# Material supplied start
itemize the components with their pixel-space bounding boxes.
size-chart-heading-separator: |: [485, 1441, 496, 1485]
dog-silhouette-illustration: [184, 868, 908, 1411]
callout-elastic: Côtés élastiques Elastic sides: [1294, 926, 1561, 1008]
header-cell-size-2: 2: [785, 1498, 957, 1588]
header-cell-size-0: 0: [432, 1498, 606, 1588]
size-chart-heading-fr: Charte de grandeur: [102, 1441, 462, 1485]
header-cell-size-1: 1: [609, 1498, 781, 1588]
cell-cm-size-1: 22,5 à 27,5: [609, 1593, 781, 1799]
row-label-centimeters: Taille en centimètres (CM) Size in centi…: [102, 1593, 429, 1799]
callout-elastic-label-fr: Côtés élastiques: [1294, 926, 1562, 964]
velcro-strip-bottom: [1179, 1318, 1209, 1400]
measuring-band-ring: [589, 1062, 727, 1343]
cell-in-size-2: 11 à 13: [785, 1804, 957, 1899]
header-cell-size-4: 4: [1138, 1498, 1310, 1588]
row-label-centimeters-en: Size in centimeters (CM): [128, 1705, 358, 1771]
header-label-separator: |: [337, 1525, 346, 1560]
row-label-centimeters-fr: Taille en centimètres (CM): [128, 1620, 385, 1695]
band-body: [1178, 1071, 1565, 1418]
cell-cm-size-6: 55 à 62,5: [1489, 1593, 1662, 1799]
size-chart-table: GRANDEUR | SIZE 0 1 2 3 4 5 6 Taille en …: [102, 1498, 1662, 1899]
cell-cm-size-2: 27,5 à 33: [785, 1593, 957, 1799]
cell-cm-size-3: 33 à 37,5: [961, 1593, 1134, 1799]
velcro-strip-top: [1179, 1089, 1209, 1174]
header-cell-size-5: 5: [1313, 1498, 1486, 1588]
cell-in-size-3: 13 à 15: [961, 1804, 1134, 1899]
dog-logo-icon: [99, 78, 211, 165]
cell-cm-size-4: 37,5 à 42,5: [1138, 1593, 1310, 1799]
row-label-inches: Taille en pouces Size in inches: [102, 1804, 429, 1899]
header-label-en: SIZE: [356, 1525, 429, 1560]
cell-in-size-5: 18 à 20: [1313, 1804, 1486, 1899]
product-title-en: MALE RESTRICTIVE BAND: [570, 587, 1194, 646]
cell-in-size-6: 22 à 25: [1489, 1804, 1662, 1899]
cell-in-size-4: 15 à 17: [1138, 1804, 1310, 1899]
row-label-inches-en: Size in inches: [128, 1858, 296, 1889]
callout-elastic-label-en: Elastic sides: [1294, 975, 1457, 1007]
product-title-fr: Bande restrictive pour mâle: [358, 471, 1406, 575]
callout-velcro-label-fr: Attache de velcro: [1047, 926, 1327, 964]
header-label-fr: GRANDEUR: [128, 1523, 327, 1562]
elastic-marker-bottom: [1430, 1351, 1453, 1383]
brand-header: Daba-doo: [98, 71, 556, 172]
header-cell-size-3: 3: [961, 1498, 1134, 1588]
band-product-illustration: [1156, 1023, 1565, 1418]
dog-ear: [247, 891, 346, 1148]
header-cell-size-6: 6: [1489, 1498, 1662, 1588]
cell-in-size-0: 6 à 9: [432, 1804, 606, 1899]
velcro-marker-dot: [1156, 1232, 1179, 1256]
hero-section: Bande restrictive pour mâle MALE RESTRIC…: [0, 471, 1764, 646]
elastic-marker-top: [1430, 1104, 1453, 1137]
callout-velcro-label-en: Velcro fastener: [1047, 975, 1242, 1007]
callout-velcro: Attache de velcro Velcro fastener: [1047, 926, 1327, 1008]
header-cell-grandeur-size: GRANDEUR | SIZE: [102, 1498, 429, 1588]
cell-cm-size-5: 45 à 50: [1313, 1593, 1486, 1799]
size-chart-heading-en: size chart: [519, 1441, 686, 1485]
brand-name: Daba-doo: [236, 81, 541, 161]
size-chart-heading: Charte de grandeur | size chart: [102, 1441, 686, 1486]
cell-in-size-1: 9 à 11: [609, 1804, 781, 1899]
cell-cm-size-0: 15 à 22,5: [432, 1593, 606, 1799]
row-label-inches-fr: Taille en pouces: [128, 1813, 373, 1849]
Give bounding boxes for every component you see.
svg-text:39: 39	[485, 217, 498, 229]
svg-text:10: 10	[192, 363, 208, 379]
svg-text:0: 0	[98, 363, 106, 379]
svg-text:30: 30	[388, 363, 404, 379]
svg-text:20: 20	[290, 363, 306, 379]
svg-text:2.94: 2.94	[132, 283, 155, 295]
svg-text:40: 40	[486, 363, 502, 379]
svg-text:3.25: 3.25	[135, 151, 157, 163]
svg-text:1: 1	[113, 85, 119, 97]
# Material supplied end
Job:
Rewrite every line of the records above as a numbered list, leaving out any blank lines.

Right answer:
1. itemize the components with their pixel-space bounding boxes.
2. size-chart-heading-separator: |: [485, 1441, 496, 1485]
3. dog-silhouette-illustration: [184, 868, 908, 1411]
4. callout-elastic: Côtés élastiques Elastic sides: [1294, 926, 1561, 1008]
5. header-cell-size-2: 2: [785, 1498, 957, 1588]
6. header-cell-size-0: 0: [432, 1498, 606, 1588]
7. size-chart-heading-fr: Charte de grandeur: [102, 1441, 462, 1485]
8. header-cell-size-1: 1: [609, 1498, 781, 1588]
9. cell-cm-size-1: 22,5 à 27,5: [609, 1593, 781, 1799]
10. row-label-centimeters: Taille en centimètres (CM) Size in centi…: [102, 1593, 429, 1799]
11. callout-elastic-label-fr: Côtés élastiques: [1294, 926, 1562, 964]
12. velcro-strip-bottom: [1179, 1318, 1209, 1400]
13. measuring-band-ring: [589, 1062, 727, 1343]
14. cell-in-size-2: 11 à 13: [785, 1804, 957, 1899]
15. header-cell-size-4: 4: [1138, 1498, 1310, 1588]
16. row-label-centimeters-en: Size in centimeters (CM): [128, 1705, 358, 1771]
17. header-label-separator: |: [337, 1525, 346, 1560]
18. row-label-centimeters-fr: Taille en centimètres (CM): [128, 1620, 385, 1695]
19. band-body: [1178, 1071, 1565, 1418]
20. cell-cm-size-6: 55 à 62,5: [1489, 1593, 1662, 1799]
21. size-chart-table: GRANDEUR | SIZE 0 1 2 3 4 5 6 Taille en …: [102, 1498, 1662, 1899]
22. cell-cm-size-2: 27,5 à 33: [785, 1593, 957, 1799]
23. cell-cm-size-3: 33 à 37,5: [961, 1593, 1134, 1799]
24. velcro-strip-top: [1179, 1089, 1209, 1174]
25. header-cell-size-5: 5: [1313, 1498, 1486, 1588]
26. cell-in-size-3: 13 à 15: [961, 1804, 1134, 1899]
27. dog-logo-icon: [99, 78, 211, 165]
28. cell-cm-size-4: 37,5 à 42,5: [1138, 1593, 1310, 1799]
29. row-label-inches: Taille en pouces Size in inches: [102, 1804, 429, 1899]
30. header-label-en: SIZE: [356, 1525, 429, 1560]
31. cell-in-size-5: 18 à 20: [1313, 1804, 1486, 1899]
32. product-title-en: MALE RESTRICTIVE BAND: [570, 587, 1194, 646]
33. cell-in-size-6: 22 à 25: [1489, 1804, 1662, 1899]
34. cell-in-size-4: 15 à 17: [1138, 1804, 1310, 1899]
35. row-label-inches-en: Size in inches: [128, 1858, 296, 1889]
36. callout-elastic-label-en: Elastic sides: [1294, 975, 1457, 1007]
37. product-title-fr: Bande restrictive pour mâle: [358, 471, 1406, 575]
38. callout-velcro-label-fr: Attache de velcro: [1047, 926, 1327, 964]
39. header-label-fr: GRANDEUR: [128, 1523, 327, 1562]
40. elastic-marker-bottom: [1430, 1351, 1453, 1383]
41. brand-header: Daba-doo: [98, 71, 556, 172]
42. header-cell-size-3: 3: [961, 1498, 1134, 1588]
43. band-product-illustration: [1156, 1023, 1565, 1418]
44. dog-ear: [247, 891, 346, 1148]
45. header-cell-size-6: 6: [1489, 1498, 1662, 1588]
46. cell-in-size-0: 6 à 9: [432, 1804, 606, 1899]
47. velcro-marker-dot: [1156, 1232, 1179, 1256]
48. hero-section: Bande restrictive pour mâle MALE RESTRIC…: [0, 471, 1764, 646]
49. elastic-marker-top: [1430, 1104, 1453, 1137]
50. callout-velcro-label-en: Velcro fastener: [1047, 975, 1242, 1007]
51. callout-velcro: Attache de velcro Velcro fastener: [1047, 926, 1327, 1008]
52. header-cell-grandeur-size: GRANDEUR | SIZE: [102, 1498, 429, 1588]
53. cell-cm-size-5: 45 à 50: [1313, 1593, 1486, 1799]
54. size-chart-heading-en: size chart: [519, 1441, 686, 1485]
55. brand-name: Daba-doo: [236, 81, 541, 161]
56. size-chart-heading: Charte de grandeur | size chart: [102, 1441, 686, 1486]
57. cell-in-size-1: 9 à 11: [609, 1804, 781, 1899]
58. cell-cm-size-0: 15 à 22,5: [432, 1593, 606, 1799]
59. row-label-inches-fr: Taille en pouces: [128, 1813, 373, 1849]
60. Give bounding boxes for every component you see.
61. svg-text:39: 39	[485, 217, 498, 229]
62. svg-text:10: 10	[192, 363, 208, 379]
63. svg-text:0: 0	[98, 363, 106, 379]
64. svg-text:30: 30	[388, 363, 404, 379]
65. svg-text:20: 20	[290, 363, 306, 379]
66. svg-text:2.94: 2.94	[132, 283, 155, 295]
67. svg-text:40: 40	[486, 363, 502, 379]
68. svg-text:3.25: 3.25	[135, 151, 157, 163]
69. svg-text:1: 1	[113, 85, 119, 97]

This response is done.